:: Task to complete ::
Search the material for the word "function" and report each line where it turns up.
╭─ Data in this exercise
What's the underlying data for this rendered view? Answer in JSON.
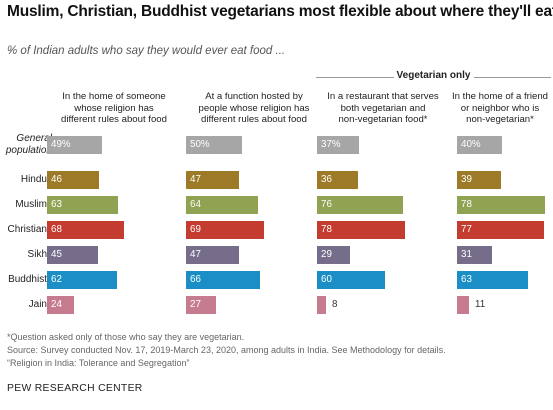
{
  "title": "Muslim, Christian, Buddhist vegetarians most flexible about where they'll eat",
  "subtitle": "% of Indian adults who say they would ever eat food ...",
  "group_label": "Vegetarian only",
  "colors": {
    "General population": "#a6a6a6",
    "Hindus": "#9c7a27",
    "Muslims": "#8fa353",
    "Christians": "#c43b2f",
    "Sikhs": "#766d8b",
    "Buddhists": "#1b8fc5",
    "Jains": "#c67b8f"
  },
  "chart_data": {
    "type": "bar",
    "title": "Muslim, Christian, Buddhist vegetarians most flexible about where they'll eat",
    "subtitle": "% of Indian adults who say they would ever eat food ...",
    "categories": [
      "General population",
      "Hindus",
      "Muslims",
      "Christians",
      "Sikhs",
      "Buddhists",
      "Jains"
    ],
    "category_labels": [
      "General\npopulation",
      "Hindus",
      "Muslims",
      "Christians",
      "Sikhs",
      "Buddhists",
      "Jains"
    ],
    "series": [
      {
        "name": "In the home of someone whose religion has different rules about food",
        "values": [
          49,
          46,
          63,
          68,
          45,
          62,
          24
        ],
        "labels": [
          "49%",
          "46",
          "63",
          "68",
          "45",
          "62",
          "24"
        ]
      },
      {
        "name": "At a function hosted by people whose religion has different rules about food",
        "values": [
          50,
          47,
          64,
          69,
          47,
          66,
          27
        ],
        "labels": [
          "50%",
          "47",
          "64",
          "69",
          "47",
          "66",
          "27"
        ]
      },
      {
        "name": "In a restaurant that serves both vegetarian and non-vegetarian food*",
        "values": [
          37,
          36,
          76,
          78,
          29,
          60,
          8
        ],
        "labels": [
          "37%",
          "36",
          "76",
          "78",
          "29",
          "60",
          "8"
        ]
      },
      {
        "name": "In the home of a friend or neighbor who is non-vegetarian*",
        "values": [
          40,
          39,
          78,
          77,
          31,
          63,
          11
        ],
        "labels": [
          "40%",
          "39",
          "78",
          "77",
          "31",
          "63",
          "11"
        ]
      }
    ],
    "column_headers": [
      "In the home of someone\nwhose religion has\ndifferent rules about food",
      "At a function hosted by\npeople whose religion has\ndifferent rules about food",
      "In a restaurant that serves\nboth vegetarian and\nnon-vegetarian food*",
      "In the home of a friend\nor neighbor who is\nnon-vegetarian*"
    ],
    "xlim": [
      0,
      100
    ]
  },
  "footnotes": [
    "*Question asked only of those who say they are vegetarian.",
    "Source: Survey conducted Nov. 17, 2019-March 23, 2020, among adults in India. See Methodology for details.",
    "“Religion in India: Tolerance and Segregation”"
  ],
  "brand": "PEW RESEARCH CENTER"
}
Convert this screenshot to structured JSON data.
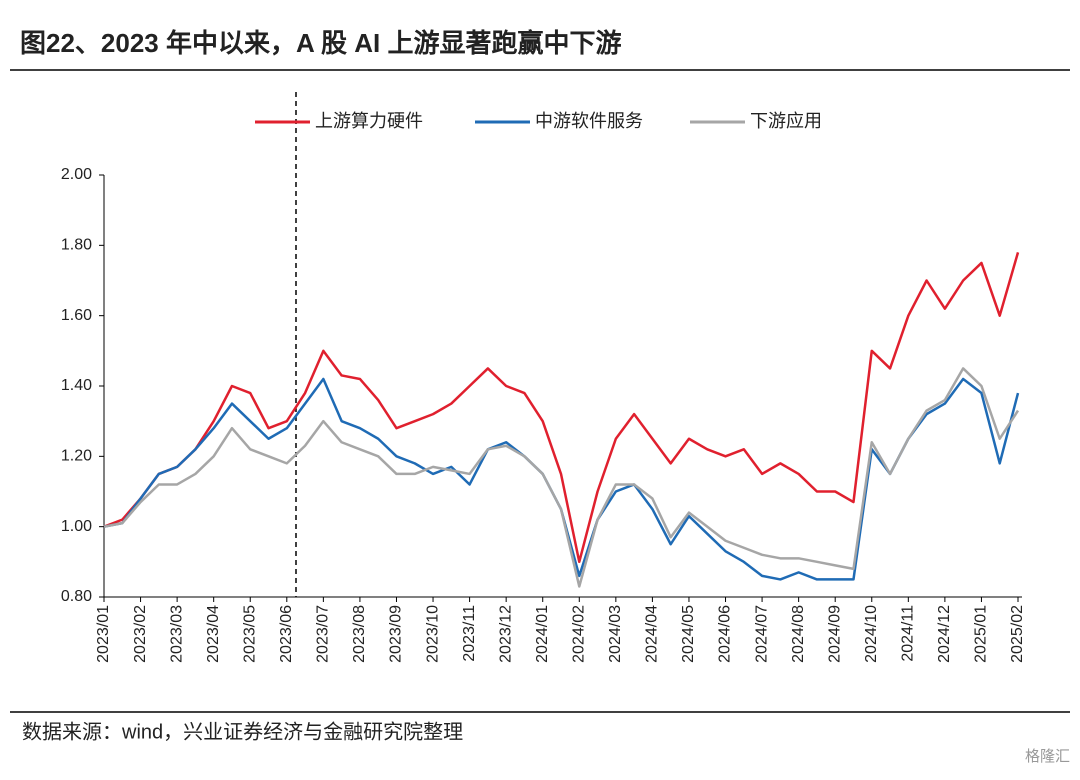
{
  "chart_data": {
    "type": "line",
    "title": "图22、2023 年中以来，A 股 AI 上游显著跑赢中下游",
    "source": "数据来源：wind，兴业证券经济与金融研究院整理",
    "watermark": "格隆汇",
    "categories": [
      "2023/01",
      null,
      "2023/02",
      null,
      "2023/03",
      null,
      "2023/04",
      null,
      "2023/05",
      null,
      "2023/06",
      null,
      "2023/07",
      null,
      "2023/08",
      null,
      "2023/09",
      null,
      "2023/10",
      null,
      "2023/11",
      null,
      "2023/12",
      null,
      "2024/01",
      null,
      "2024/02",
      null,
      "2024/03",
      null,
      "2024/04",
      null,
      "2024/05",
      null,
      "2024/06",
      null,
      "2024/07",
      null,
      "2024/08",
      null,
      "2024/09",
      null,
      "2024/10",
      null,
      "2024/11",
      null,
      "2024/12",
      null,
      "2025/01",
      null,
      "2025/02"
    ],
    "series": [
      {
        "name": "上游算力硬件",
        "color": "#e0202e",
        "values": [
          1.0,
          1.02,
          1.08,
          1.15,
          1.17,
          1.22,
          1.3,
          1.4,
          1.38,
          1.28,
          1.3,
          1.38,
          1.5,
          1.43,
          1.42,
          1.36,
          1.28,
          1.3,
          1.32,
          1.35,
          1.4,
          1.45,
          1.4,
          1.38,
          1.3,
          1.15,
          0.9,
          1.1,
          1.25,
          1.32,
          1.25,
          1.18,
          1.25,
          1.22,
          1.2,
          1.22,
          1.15,
          1.18,
          1.15,
          1.1,
          1.1,
          1.07,
          1.5,
          1.45,
          1.6,
          1.7,
          1.62,
          1.7,
          1.75,
          1.6,
          1.78
        ]
      },
      {
        "name": "中游软件服务",
        "color": "#1f6bb5",
        "values": [
          1.0,
          1.01,
          1.08,
          1.15,
          1.17,
          1.22,
          1.28,
          1.35,
          1.3,
          1.25,
          1.28,
          1.35,
          1.42,
          1.3,
          1.28,
          1.25,
          1.2,
          1.18,
          1.15,
          1.17,
          1.12,
          1.22,
          1.24,
          1.2,
          1.15,
          1.05,
          0.86,
          1.02,
          1.1,
          1.12,
          1.05,
          0.95,
          1.03,
          0.98,
          0.93,
          0.9,
          0.86,
          0.85,
          0.87,
          0.85,
          0.85,
          0.85,
          1.22,
          1.15,
          1.25,
          1.32,
          1.35,
          1.42,
          1.38,
          1.18,
          1.38
        ]
      },
      {
        "name": "下游应用",
        "color": "#a6a6a6",
        "values": [
          1.0,
          1.01,
          1.07,
          1.12,
          1.12,
          1.15,
          1.2,
          1.28,
          1.22,
          1.2,
          1.18,
          1.23,
          1.3,
          1.24,
          1.22,
          1.2,
          1.15,
          1.15,
          1.17,
          1.16,
          1.15,
          1.22,
          1.23,
          1.2,
          1.15,
          1.05,
          0.83,
          1.02,
          1.12,
          1.12,
          1.08,
          0.97,
          1.04,
          1.0,
          0.96,
          0.94,
          0.92,
          0.91,
          0.91,
          0.9,
          0.89,
          0.88,
          1.24,
          1.15,
          1.25,
          1.33,
          1.36,
          1.45,
          1.4,
          1.25,
          1.33
        ]
      }
    ],
    "ylim": [
      0.8,
      2.0
    ],
    "yticks": [
      {
        "value": 0.8,
        "label": "0.80"
      },
      {
        "value": 1.0,
        "label": "1.00"
      },
      {
        "value": 1.2,
        "label": "1.20"
      },
      {
        "value": 1.4,
        "label": "1.40"
      },
      {
        "value": 1.6,
        "label": "1.60"
      },
      {
        "value": 1.8,
        "label": "1.80"
      },
      {
        "value": 2.0,
        "label": "2.00"
      }
    ],
    "legend": "top"
  }
}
╰─
:: Written solution ::
        "name": "At a function hosted by people whose religion has different rules about food",
      "At a function hosted by\npeople whose religion has\ndifferent rules about food",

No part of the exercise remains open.